Item 7. Exhibits                                           3

Signature

</TABLE>

                                       1

<PAGE>

ITEM  5


OTHER  EVENTS

On October 31, 2000, the Company announced it had completed a $3 million
private equity financing.  This private placement consisted of the sale of
3,000 shares of Series A Convertible  Preferred Stock ("Series A") and
warrants to acquire an aggregate  of 600,000 shares of the  Company's common
stock to ten investors ("Holders") for $3,000,000.  The  Company will use the
net proceeds of the offering in the amount of approximately $2,720,000, after
certain fees and expenses, for working capital purposes.

The Series A is convertible into common stock at the lesser of (i) 115% of
the market price, defined as the average of the two lowest closing bid prices
on the principal market for the common stock over the ten trading days
preceding the closing, or (ii) 80% of the market price, defined as the
average of the two lowest closing bid prices over the five trading days
preceding conversion, subject to adjustment.  Each warrant permits the Holder
thereof to acquire one share of common stock at any time within five years of
the closing for [120% of market value, defined as the average of the two lowest
quoted closing bid prices over the five trading days preceding the closing.

The Series A may be redeemed by the Company at any time after closing at a
price per share equal to the greater of (i) $1,400, plus an Additional Amount
per Share, defined as 6% of the face amount of the Series A being redeemed,
multiplied by the number of days since the closing, divided by 365 (the
"Optional Redemption Price") or, (ii) the market price of the Common Stock
into which the Series A being redeemed could be converted as of the date of
the notice of optional redemption.  On the fourth anniversary of the Issue
date, any existing shares of Series A, together with the additional amount,
must either be converted into Common Stock pursuant to the conversion formula
or redeemed for cash at the Optional Redemption Price.

In the event any conversion of Series A would result in the issuance of more
than 19.9% of the number of shares of common stock outstanding on the date of
the closing, the Series A representing such excess must be redeemed, in cash
for $1,400.00 per share, plus the additional amount.

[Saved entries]
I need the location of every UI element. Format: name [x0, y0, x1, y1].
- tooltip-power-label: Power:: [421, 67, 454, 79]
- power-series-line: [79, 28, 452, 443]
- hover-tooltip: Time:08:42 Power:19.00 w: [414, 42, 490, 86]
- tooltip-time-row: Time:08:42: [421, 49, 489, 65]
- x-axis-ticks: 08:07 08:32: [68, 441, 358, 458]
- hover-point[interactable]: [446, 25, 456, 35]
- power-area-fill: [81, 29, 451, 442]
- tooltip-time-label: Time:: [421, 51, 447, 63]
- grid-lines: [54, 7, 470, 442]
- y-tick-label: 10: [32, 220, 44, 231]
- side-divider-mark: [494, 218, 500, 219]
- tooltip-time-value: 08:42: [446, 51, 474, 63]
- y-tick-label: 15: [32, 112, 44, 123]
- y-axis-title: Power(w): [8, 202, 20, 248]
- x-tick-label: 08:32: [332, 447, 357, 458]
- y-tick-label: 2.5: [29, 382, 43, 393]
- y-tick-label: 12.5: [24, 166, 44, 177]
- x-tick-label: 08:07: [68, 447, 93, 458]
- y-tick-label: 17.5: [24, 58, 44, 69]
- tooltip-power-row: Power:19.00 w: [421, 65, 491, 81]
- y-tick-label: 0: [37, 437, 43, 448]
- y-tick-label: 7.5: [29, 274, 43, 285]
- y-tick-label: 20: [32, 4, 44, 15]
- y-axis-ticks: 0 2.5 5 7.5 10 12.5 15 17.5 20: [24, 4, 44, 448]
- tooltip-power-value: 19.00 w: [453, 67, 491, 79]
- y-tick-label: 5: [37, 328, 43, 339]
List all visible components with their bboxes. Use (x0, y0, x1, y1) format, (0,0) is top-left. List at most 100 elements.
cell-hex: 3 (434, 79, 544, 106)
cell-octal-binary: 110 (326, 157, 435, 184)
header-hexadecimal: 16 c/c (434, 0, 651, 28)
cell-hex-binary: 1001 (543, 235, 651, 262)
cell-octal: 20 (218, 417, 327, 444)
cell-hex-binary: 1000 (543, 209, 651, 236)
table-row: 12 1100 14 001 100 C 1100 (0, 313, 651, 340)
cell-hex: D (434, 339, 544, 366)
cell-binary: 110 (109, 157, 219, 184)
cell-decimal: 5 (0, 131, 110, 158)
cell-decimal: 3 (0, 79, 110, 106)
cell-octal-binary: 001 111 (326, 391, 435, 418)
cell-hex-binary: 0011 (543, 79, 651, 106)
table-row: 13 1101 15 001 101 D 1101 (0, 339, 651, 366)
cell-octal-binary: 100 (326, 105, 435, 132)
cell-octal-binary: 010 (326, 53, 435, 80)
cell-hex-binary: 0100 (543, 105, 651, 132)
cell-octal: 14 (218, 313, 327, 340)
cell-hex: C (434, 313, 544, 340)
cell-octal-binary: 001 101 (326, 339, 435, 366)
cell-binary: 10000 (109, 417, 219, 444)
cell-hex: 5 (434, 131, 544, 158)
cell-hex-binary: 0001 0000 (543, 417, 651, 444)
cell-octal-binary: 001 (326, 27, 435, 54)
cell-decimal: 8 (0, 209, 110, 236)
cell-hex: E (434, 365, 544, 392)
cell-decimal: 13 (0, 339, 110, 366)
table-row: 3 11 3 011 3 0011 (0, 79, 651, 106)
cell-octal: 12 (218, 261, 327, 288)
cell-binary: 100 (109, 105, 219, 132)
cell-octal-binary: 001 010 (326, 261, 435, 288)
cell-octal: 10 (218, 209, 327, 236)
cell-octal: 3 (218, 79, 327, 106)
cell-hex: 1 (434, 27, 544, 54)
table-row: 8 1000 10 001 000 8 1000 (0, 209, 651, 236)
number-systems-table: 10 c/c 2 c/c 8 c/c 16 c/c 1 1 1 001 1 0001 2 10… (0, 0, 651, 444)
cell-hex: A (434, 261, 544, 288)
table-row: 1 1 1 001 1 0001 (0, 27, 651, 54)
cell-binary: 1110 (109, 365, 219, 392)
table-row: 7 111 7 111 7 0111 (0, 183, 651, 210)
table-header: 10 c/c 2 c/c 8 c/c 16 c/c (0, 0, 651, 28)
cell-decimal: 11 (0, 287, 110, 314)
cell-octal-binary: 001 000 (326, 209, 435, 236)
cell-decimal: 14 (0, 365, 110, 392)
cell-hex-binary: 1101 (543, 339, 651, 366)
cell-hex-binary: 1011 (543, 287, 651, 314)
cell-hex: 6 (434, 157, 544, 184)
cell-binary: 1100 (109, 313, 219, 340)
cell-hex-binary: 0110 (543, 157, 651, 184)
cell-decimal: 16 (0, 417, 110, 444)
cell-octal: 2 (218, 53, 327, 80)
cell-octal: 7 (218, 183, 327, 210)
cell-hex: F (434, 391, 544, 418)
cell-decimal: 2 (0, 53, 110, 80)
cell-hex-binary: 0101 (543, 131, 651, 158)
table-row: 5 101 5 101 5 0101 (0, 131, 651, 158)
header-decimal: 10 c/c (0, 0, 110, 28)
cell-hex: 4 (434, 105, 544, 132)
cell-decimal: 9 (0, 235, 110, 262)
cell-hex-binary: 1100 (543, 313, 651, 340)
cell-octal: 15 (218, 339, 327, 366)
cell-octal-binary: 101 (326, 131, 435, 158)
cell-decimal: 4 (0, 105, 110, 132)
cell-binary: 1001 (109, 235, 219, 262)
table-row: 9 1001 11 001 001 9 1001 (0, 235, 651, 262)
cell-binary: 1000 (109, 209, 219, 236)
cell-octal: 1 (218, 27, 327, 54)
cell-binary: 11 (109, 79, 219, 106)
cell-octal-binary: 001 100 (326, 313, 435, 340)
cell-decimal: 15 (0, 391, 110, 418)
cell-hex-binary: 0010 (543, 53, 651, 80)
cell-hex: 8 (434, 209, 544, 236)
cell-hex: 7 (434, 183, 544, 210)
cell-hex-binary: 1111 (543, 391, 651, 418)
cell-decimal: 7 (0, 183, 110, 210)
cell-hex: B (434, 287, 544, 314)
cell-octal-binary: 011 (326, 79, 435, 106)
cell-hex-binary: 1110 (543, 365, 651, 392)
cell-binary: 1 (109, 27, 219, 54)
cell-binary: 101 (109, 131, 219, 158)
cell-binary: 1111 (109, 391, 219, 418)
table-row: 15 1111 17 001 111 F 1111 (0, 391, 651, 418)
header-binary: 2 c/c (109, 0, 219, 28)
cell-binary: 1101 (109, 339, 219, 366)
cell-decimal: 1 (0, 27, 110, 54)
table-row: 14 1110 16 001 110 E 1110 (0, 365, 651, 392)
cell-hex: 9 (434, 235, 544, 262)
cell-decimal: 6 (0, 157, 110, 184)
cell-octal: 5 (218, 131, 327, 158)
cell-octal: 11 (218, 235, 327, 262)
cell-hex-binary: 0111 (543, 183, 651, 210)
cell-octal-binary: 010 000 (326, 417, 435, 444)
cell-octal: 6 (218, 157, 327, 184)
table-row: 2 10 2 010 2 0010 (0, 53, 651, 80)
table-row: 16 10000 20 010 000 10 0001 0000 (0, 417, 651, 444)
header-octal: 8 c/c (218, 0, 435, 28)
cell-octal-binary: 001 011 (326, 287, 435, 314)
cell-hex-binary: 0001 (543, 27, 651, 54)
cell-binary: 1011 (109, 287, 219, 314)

* * *

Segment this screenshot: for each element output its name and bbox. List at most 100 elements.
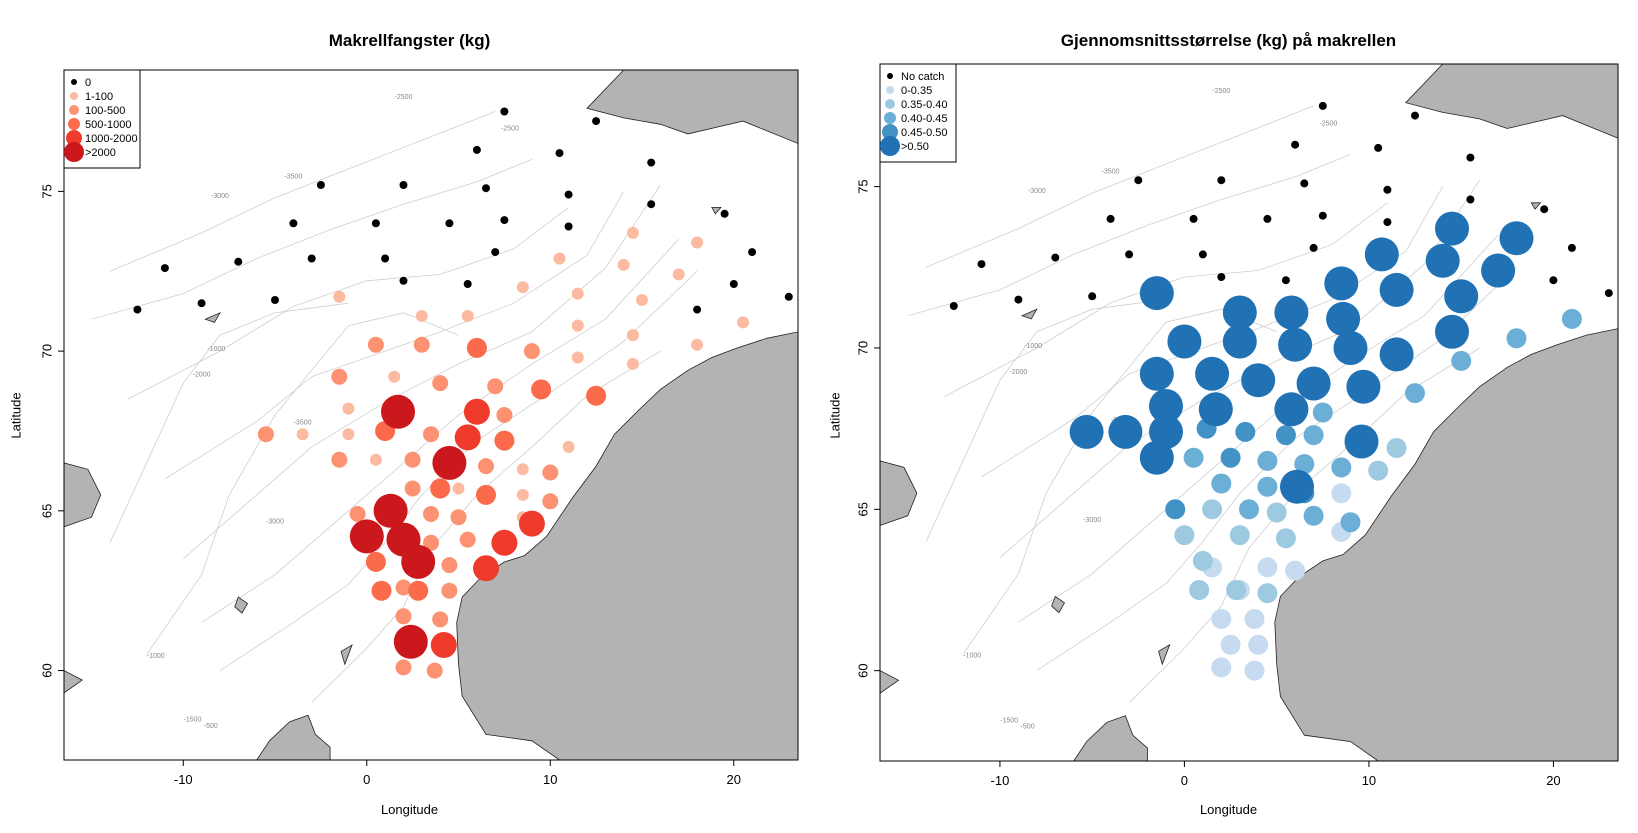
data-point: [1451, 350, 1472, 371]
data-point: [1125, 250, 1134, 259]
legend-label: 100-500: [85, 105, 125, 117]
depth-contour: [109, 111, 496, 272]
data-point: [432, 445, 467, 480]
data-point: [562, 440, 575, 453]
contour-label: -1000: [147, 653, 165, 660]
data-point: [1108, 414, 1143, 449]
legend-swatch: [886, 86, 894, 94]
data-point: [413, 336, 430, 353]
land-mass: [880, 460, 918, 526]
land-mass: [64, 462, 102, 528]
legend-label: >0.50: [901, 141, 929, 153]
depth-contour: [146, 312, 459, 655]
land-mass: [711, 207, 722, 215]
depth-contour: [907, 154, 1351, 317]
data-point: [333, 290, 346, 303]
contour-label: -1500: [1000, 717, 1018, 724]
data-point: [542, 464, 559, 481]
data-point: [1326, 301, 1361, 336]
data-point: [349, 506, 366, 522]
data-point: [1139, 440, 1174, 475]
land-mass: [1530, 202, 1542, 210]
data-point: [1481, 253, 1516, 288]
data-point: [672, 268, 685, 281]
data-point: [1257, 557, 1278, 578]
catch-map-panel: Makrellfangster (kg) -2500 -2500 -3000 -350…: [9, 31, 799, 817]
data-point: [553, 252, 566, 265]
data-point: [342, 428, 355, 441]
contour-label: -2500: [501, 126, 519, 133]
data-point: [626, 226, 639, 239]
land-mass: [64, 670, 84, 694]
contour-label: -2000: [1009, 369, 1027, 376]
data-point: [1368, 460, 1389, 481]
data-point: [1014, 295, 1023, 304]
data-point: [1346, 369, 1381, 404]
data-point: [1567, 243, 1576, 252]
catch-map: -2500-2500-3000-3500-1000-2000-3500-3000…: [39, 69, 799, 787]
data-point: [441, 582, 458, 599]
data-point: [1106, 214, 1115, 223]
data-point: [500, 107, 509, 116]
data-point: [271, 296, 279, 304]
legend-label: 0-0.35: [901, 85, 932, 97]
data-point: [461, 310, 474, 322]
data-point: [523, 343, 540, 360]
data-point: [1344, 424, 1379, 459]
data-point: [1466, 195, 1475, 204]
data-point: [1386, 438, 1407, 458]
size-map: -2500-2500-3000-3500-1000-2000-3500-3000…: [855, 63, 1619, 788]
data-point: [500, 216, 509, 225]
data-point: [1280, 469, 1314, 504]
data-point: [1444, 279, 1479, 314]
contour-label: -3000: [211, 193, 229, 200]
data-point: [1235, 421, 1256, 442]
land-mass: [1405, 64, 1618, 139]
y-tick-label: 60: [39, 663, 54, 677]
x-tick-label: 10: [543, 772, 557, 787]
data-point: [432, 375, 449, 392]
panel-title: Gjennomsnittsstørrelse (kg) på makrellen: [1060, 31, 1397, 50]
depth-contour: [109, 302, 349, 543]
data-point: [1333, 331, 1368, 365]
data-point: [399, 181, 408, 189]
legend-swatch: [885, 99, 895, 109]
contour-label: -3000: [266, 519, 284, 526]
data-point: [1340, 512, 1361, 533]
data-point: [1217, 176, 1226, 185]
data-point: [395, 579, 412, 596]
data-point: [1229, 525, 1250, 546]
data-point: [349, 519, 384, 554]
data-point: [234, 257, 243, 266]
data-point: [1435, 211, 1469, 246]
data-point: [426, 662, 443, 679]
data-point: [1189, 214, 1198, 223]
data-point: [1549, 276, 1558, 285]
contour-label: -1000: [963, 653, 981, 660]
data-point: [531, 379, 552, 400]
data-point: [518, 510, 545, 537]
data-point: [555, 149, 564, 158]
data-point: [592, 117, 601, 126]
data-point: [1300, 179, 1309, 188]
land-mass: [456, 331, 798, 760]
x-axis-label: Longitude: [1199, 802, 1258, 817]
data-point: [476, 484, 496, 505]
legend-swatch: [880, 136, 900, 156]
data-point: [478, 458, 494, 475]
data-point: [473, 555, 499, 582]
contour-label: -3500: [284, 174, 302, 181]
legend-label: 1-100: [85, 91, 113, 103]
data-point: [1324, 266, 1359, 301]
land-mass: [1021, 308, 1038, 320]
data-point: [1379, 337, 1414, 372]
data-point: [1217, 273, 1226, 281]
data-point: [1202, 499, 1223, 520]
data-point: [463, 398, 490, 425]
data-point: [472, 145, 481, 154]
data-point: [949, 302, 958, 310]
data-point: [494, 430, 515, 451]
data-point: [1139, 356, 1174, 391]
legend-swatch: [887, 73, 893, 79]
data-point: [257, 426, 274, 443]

#### What is asked:
[A] In the filing excerpt, how many investors received the Series A shares and warrants?
[B] In the saved entries, retype the lines starting with the one that contains "I need the location" and ending with the one that contains "cell-octal-binary: 001 111", including both.
The page text and the saved entries come from separate, unrelated sources.

#### Task responses:
[A] Ten investors.

[B]
I need the location of every UI element. Format: name [x0, y0, x1, y1].
- tooltip-power-label: Power:: [421, 67, 454, 79]
- power-series-line: [79, 28, 452, 443]
- hover-tooltip: Time:08:42 Power:19.00 w: [414, 42, 490, 86]
- tooltip-time-row: Time:08:42: [421, 49, 489, 65]
- x-axis-ticks: 08:07 08:32: [68, 441, 358, 458]
- hover-point[interactable]: [446, 25, 456, 35]
- power-area-fill: [81, 29, 451, 442]
- tooltip-time-label: Time:: [421, 51, 447, 63]
- grid-lines: [54, 7, 470, 442]
- y-tick-label: 10: [32, 220, 44, 231]
- side-divider-mark: [494, 218, 500, 219]
- tooltip-time-value: 08:42: [446, 51, 474, 63]
- y-tick-label: 15: [32, 112, 44, 123]
- y-axis-title: Power(w): [8, 202, 20, 248]
- x-tick-label: 08:32: [332, 447, 357, 458]
- y-tick-label: 2.5: [29, 382, 43, 393]
- y-tick-label: 12.5: [24, 166, 44, 177]
- x-tick-label: 08:07: [68, 447, 93, 458]
- y-tick-label: 17.5: [24, 58, 44, 69]
- tooltip-power-row: Power:19.00 w: [421, 65, 491, 81]
- y-tick-label: 0: [37, 437, 43, 448]
- y-tick-label: 7.5: [29, 274, 43, 285]
- y-tick-label: 20: [32, 4, 44, 15]
- y-axis-ticks: 0 2.5 5 7.5 10 12.5 15 17.5 20: [24, 4, 44, 448]
- tooltip-power-value: 19.00 w: [453, 67, 491, 79]
- y-tick-label: 5: [37, 328, 43, 339]
List all visible components with their bboxes. Use (x0, y0, x1, y1) format, (0,0) is top-left. List at most 100 elements.
cell-hex: 3 (434, 79, 544, 106)
cell-octal-binary: 110 (326, 157, 435, 184)
header-hexadecimal: 16 c/c (434, 0, 651, 28)
cell-hex-binary: 1001 (543, 235, 651, 262)
cell-octal: 20 (218, 417, 327, 444)
cell-hex-binary: 1000 (543, 209, 651, 236)
table-row: 12 1100 14 001 100 C 1100 (0, 313, 651, 340)
cell-hex: D (434, 339, 544, 366)
cell-binary: 110 (109, 157, 219, 184)
cell-decimal: 5 (0, 131, 110, 158)
cell-decimal: 3 (0, 79, 110, 106)
cell-octal-binary: 001 111 (326, 391, 435, 418)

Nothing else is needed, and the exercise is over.